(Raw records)
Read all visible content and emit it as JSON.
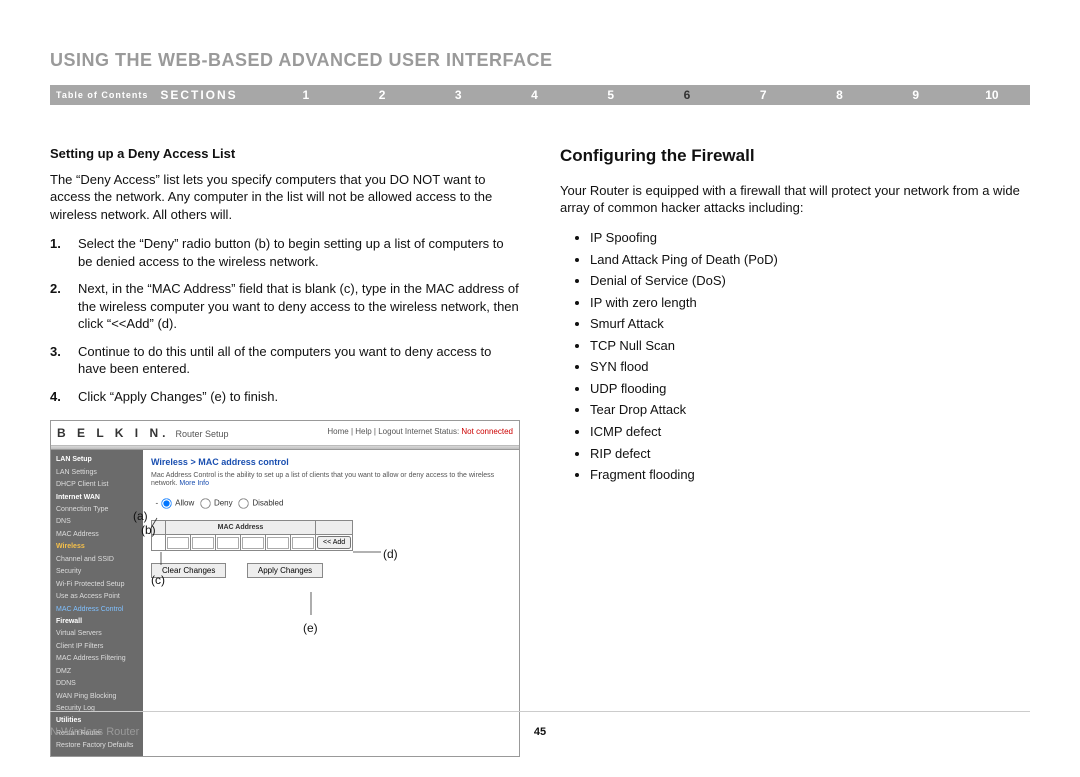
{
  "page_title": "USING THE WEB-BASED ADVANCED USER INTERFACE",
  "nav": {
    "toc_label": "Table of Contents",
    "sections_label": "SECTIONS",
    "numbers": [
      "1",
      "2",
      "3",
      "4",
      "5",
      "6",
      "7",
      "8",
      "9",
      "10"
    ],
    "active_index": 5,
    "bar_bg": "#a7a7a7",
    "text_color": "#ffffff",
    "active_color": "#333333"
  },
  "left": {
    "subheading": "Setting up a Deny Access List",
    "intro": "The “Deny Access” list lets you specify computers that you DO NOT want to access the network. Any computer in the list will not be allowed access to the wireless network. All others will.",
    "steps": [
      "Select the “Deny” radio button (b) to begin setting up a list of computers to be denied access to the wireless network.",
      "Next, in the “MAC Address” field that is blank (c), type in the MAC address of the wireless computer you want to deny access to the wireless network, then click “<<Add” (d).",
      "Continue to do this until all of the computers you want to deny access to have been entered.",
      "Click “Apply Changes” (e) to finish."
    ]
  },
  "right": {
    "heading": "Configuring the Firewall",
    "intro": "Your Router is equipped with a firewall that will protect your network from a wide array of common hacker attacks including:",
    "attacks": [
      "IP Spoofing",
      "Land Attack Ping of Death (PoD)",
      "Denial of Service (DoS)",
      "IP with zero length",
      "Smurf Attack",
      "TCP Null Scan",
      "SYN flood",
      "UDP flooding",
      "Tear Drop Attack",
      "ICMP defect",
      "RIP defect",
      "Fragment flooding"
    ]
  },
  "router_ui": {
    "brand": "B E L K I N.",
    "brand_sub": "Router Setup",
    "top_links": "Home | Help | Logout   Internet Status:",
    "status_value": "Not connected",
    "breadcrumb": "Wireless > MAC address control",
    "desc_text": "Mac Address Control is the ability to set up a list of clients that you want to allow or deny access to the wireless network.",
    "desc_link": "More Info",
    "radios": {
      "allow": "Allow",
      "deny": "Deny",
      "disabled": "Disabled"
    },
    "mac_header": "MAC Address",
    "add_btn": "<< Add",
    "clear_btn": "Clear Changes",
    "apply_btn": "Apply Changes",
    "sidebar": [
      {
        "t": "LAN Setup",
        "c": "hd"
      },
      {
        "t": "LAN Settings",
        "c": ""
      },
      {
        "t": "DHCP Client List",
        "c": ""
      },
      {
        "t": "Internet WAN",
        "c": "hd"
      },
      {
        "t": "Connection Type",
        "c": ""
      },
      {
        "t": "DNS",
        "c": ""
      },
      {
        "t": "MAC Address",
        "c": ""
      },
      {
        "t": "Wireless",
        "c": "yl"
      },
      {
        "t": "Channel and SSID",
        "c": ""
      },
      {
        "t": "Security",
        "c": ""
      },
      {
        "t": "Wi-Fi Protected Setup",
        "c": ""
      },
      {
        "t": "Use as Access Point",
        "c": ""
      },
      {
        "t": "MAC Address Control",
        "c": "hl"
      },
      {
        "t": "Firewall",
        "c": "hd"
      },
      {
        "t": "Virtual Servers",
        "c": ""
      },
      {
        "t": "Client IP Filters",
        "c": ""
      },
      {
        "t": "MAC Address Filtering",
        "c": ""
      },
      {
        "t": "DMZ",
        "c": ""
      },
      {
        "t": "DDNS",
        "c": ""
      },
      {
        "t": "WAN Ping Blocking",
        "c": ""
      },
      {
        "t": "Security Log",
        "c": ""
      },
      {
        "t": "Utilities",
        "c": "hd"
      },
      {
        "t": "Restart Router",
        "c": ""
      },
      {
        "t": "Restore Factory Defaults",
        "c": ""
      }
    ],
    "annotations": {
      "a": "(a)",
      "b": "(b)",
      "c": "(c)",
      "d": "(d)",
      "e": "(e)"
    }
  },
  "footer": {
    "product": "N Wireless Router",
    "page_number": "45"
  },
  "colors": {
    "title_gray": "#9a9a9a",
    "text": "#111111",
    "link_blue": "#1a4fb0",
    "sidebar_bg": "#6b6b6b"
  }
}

...

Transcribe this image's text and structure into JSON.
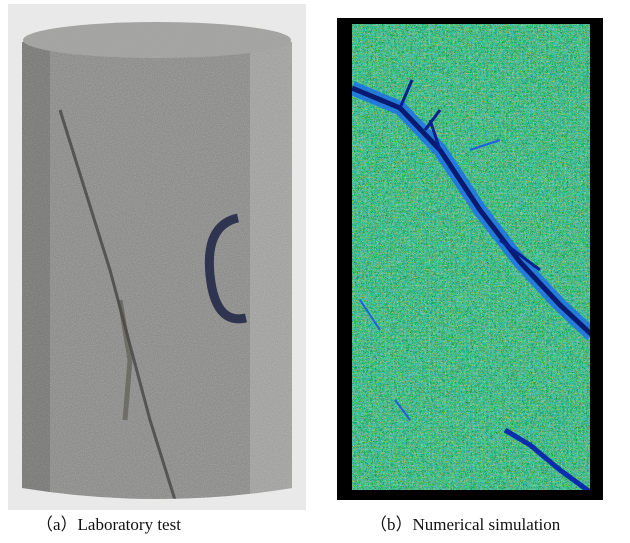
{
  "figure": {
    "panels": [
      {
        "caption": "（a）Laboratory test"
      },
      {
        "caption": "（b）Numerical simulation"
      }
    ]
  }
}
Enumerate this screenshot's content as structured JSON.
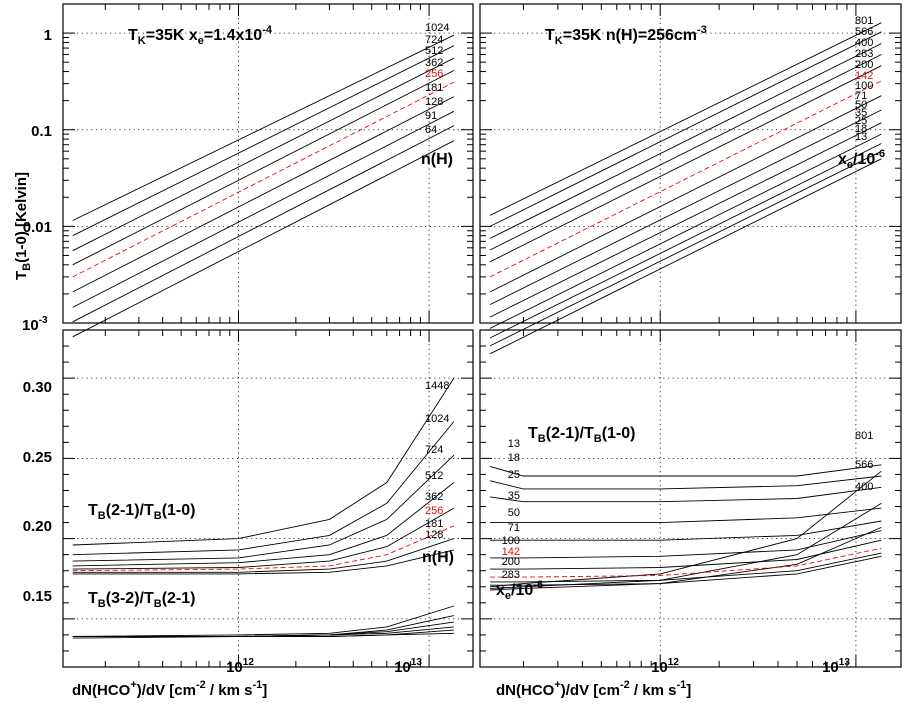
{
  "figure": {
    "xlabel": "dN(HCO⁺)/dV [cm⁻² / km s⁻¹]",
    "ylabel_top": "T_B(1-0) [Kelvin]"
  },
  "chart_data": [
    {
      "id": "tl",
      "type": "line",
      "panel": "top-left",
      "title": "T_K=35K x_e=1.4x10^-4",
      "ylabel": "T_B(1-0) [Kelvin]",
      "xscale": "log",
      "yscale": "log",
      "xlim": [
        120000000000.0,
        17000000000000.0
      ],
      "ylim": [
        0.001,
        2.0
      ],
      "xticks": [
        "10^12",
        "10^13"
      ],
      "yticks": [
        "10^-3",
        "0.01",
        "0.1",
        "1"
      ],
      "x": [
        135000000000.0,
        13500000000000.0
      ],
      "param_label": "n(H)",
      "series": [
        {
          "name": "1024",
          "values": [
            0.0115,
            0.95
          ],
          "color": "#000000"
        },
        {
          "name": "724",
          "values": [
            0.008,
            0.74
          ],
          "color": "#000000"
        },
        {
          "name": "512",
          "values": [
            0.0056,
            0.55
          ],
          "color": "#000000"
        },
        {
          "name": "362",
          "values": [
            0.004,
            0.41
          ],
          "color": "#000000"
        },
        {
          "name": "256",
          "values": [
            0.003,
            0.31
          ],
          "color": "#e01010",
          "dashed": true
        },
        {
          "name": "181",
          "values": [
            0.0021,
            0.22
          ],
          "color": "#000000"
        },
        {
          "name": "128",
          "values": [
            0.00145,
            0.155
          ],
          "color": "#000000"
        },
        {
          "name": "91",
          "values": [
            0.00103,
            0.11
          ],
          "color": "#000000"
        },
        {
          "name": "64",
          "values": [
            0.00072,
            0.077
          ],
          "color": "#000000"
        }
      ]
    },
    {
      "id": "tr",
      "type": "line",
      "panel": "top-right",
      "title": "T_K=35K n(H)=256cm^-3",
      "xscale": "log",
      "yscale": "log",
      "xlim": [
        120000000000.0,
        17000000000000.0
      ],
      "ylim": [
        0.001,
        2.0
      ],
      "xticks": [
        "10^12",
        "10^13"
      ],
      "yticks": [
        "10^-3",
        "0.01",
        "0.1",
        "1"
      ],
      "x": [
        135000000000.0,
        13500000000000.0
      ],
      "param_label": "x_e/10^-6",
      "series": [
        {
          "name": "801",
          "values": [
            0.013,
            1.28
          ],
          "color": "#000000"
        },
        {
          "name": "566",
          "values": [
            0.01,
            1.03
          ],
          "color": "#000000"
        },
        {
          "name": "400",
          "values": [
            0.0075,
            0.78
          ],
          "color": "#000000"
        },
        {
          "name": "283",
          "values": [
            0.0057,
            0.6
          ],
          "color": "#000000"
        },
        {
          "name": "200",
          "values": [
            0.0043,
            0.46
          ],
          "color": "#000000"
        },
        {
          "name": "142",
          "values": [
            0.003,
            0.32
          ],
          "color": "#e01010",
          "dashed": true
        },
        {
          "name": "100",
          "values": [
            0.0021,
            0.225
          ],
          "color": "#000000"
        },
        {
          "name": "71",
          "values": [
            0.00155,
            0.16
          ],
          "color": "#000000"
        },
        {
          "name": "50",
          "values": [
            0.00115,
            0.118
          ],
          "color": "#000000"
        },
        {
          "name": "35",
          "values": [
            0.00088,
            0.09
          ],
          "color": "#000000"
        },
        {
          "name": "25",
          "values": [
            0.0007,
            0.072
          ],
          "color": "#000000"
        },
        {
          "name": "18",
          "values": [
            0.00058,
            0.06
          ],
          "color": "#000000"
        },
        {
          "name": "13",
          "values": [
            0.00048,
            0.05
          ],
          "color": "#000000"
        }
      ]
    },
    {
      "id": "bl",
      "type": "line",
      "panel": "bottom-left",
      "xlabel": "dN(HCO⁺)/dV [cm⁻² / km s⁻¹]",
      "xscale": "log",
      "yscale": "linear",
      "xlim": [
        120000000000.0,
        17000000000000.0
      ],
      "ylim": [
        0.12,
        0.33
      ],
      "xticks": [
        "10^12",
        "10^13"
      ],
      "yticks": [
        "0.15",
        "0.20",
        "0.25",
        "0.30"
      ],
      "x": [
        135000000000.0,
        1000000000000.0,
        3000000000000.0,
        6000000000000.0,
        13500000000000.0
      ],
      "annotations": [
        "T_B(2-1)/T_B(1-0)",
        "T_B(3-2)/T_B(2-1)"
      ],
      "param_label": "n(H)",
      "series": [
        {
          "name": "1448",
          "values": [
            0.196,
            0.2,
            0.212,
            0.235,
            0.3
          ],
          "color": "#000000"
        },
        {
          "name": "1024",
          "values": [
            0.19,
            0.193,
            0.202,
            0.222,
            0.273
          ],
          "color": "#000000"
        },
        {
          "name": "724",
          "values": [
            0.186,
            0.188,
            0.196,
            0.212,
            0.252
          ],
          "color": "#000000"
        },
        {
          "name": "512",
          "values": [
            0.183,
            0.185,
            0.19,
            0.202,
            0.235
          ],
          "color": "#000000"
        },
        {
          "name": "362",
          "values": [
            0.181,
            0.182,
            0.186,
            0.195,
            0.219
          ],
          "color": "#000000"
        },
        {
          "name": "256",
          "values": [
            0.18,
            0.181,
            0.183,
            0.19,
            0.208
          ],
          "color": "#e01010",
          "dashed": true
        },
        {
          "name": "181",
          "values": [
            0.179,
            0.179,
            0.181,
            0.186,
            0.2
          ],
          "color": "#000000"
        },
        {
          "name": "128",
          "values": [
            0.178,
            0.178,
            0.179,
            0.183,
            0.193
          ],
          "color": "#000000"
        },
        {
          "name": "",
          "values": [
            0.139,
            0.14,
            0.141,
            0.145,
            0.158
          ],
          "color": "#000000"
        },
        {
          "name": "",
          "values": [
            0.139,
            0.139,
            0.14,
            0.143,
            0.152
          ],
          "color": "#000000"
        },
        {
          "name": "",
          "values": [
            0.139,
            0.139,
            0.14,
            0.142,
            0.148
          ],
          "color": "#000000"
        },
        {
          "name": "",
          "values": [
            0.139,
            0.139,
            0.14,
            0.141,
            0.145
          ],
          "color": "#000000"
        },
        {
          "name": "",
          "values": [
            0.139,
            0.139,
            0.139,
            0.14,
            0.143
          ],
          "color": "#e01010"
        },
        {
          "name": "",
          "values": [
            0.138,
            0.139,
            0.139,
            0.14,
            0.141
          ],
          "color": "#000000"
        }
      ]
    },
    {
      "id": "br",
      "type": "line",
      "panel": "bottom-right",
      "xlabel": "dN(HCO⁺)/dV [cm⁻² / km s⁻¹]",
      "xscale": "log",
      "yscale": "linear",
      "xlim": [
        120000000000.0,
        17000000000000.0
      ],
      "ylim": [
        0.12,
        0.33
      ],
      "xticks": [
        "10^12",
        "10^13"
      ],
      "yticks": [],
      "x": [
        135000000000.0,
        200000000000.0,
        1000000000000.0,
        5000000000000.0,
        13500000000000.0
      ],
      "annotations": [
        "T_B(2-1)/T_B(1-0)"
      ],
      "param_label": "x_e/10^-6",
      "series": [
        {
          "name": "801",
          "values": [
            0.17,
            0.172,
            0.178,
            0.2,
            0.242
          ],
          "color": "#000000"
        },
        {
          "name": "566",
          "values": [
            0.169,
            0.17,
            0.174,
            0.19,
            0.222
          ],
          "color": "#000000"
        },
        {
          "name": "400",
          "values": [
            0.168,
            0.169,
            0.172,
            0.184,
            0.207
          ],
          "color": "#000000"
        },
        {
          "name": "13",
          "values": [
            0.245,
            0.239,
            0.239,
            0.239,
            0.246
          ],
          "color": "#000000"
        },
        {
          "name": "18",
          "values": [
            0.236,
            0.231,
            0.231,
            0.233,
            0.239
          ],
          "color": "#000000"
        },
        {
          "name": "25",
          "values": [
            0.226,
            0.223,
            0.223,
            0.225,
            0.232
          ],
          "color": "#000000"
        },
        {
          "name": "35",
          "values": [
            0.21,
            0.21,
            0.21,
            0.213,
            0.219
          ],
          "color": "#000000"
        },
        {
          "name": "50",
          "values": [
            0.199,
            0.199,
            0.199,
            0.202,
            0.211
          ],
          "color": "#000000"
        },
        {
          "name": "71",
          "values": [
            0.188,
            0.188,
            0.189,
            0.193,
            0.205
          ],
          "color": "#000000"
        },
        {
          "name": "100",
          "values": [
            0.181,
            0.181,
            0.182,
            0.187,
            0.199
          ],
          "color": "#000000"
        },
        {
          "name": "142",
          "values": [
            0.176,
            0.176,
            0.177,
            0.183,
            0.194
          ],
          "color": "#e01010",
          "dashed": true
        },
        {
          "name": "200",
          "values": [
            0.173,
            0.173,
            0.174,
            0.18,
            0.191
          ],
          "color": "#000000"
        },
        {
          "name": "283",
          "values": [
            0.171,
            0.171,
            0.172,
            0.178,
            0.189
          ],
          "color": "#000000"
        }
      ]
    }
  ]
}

* * *

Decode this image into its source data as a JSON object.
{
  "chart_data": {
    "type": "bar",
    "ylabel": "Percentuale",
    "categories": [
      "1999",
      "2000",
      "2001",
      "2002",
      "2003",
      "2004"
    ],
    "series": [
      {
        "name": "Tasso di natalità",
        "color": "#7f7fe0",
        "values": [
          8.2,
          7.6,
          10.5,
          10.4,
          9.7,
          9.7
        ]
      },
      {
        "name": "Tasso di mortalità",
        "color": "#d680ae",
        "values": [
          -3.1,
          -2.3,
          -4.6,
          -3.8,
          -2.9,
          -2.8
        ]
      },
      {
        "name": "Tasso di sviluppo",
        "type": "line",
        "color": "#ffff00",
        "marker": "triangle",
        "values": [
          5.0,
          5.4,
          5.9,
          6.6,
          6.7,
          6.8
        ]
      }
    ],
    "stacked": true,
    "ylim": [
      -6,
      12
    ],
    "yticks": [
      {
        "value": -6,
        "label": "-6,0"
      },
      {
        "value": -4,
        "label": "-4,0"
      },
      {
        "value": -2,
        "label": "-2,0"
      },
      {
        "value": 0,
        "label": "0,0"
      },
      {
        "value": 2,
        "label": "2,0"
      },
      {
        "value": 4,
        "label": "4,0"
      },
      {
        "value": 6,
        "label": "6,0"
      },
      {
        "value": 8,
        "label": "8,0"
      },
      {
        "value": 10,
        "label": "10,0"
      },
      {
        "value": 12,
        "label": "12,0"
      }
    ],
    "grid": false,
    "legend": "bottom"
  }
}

Exercise instructions =
List each line of the records that holds the string "Changes".

Problem solution =
      "Click “Apply Changes” (e) to finish."
    "clear_btn": "Clear Changes",
    "apply_btn": "Apply Changes",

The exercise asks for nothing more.